[Elenchi di elementi e regioni]

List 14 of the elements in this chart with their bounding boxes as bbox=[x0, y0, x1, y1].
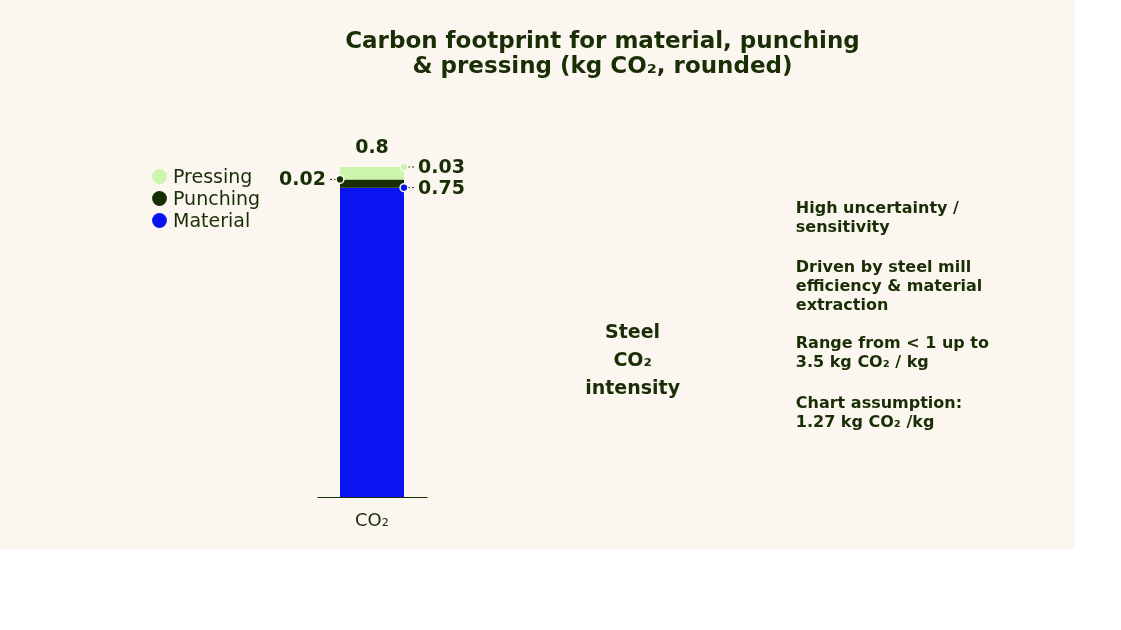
text: Steel CO₂ intensity bbox=[585, 320, 681, 398]
text: Chart assumption: 1.27 kg CO₂ /kg bbox=[795, 392, 963, 431]
legend-label: Pressing bbox=[173, 164, 253, 187]
legend-label: Punching bbox=[173, 186, 261, 209]
x-tick-label: CO₂ bbox=[355, 508, 389, 530]
text: Driven by steel mill efficiency & material extraction bbox=[795, 257, 983, 315]
text: Carbon footprint for material, punching & pressing (kg CO₂, rounded) bbox=[345, 27, 860, 78]
text: High uncertainty / sensitivity bbox=[795, 198, 960, 236]
legend-label: Material bbox=[173, 208, 251, 231]
text: Range from < 1 up to 3.5 kg CO₂ / kg bbox=[795, 333, 990, 372]
data-label: 0.03 bbox=[418, 155, 465, 177]
total-label: 0.8 bbox=[355, 135, 389, 157]
data-label: 0.75 bbox=[418, 175, 465, 198]
data-label: 0.02 bbox=[279, 167, 326, 190]
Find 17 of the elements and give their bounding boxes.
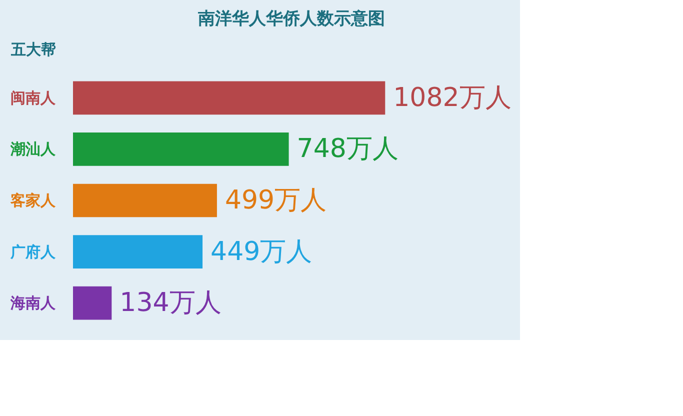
y-tick-label: 潮汕人 xyxy=(10,140,56,158)
data-label: 449万人 xyxy=(210,236,312,267)
bar xyxy=(73,286,112,320)
bar xyxy=(73,184,217,218)
bar xyxy=(73,132,289,166)
bar xyxy=(73,235,203,268)
y-tick-label: 客家人 xyxy=(10,192,56,210)
y-axis-title: 五大帮 xyxy=(10,40,56,58)
data-label: 748万人 xyxy=(296,134,398,164)
y-tick-label: 闽南人 xyxy=(10,88,56,107)
chart-title: 南洋华人华侨人数示意图 xyxy=(197,9,385,29)
y-tick-label: 海南人 xyxy=(10,294,56,312)
data-label: 499万人 xyxy=(224,186,327,216)
bar xyxy=(73,81,386,115)
data-label: 1082万人 xyxy=(393,82,512,113)
data-label: 134万人 xyxy=(120,288,222,318)
y-tick-label: 广府人 xyxy=(10,242,56,261)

## Istruzione:
Trasforma tutte le righe dei dati qui sopra in un elenco numerato, saltando quelle vuote. Lascia fuori le immagini.

## Risposta:
1. List 14 of the elements in this chart with their bounding boxes as bbox=[x0, y0, x1, y1].
2. text: Steel CO₂ intensity bbox=[585, 320, 681, 398]
3. text: Chart assumption: 1.27 kg CO₂ /kg bbox=[795, 392, 963, 431]
4. legend-label: Pressing bbox=[173, 164, 253, 187]
5. legend-label: Punching bbox=[173, 186, 261, 209]
6. x-tick-label: CO₂ bbox=[355, 508, 389, 530]
7. text: Driven by steel mill efficiency & material extraction bbox=[795, 257, 983, 315]
8. text: Carbon footprint for material, punching & pressing (kg CO₂, rounded) bbox=[345, 27, 860, 78]
9. text: High uncertainty / sensitivity bbox=[795, 198, 960, 236]
10. legend-label: Material bbox=[173, 208, 251, 231]
11. text: Range from < 1 up to 3.5 kg CO₂ / kg bbox=[795, 333, 990, 372]
12. data-label: 0.03 bbox=[418, 155, 465, 177]
13. total-label: 0.8 bbox=[355, 135, 389, 157]
14. data-label: 0.75 bbox=[418, 175, 465, 198]
15. data-label: 0.02 bbox=[279, 167, 326, 190]
16. Find 17 of the elements and give their bounding boxes.
17. y-tick-label: 潮汕人 xyxy=(10,140,56,158)
18. data-label: 449万人 xyxy=(210,236,312,267)
19. bar xyxy=(73,286,112,320)
20. bar xyxy=(73,184,217,218)
21. bar xyxy=(73,132,289,166)
22. bar xyxy=(73,235,203,268)
23. y-tick-label: 客家人 xyxy=(10,192,56,210)
24. y-axis-title: 五大帮 xyxy=(10,40,56,58)
25. data-label: 748万人 xyxy=(296,134,398,164)
26. y-tick-label: 闽南人 xyxy=(10,88,56,107)
27. chart-title: 南洋华人华侨人数示意图 xyxy=(197,9,385,29)
28. y-tick-label: 海南人 xyxy=(10,294,56,312)
29. data-label: 499万人 xyxy=(224,186,327,216)
30. bar xyxy=(73,81,386,115)
31. data-label: 1082万人 xyxy=(393,82,512,113)
32. data-label: 134万人 xyxy=(120,288,222,318)
33. y-tick-label: 广府人 xyxy=(10,242,56,261)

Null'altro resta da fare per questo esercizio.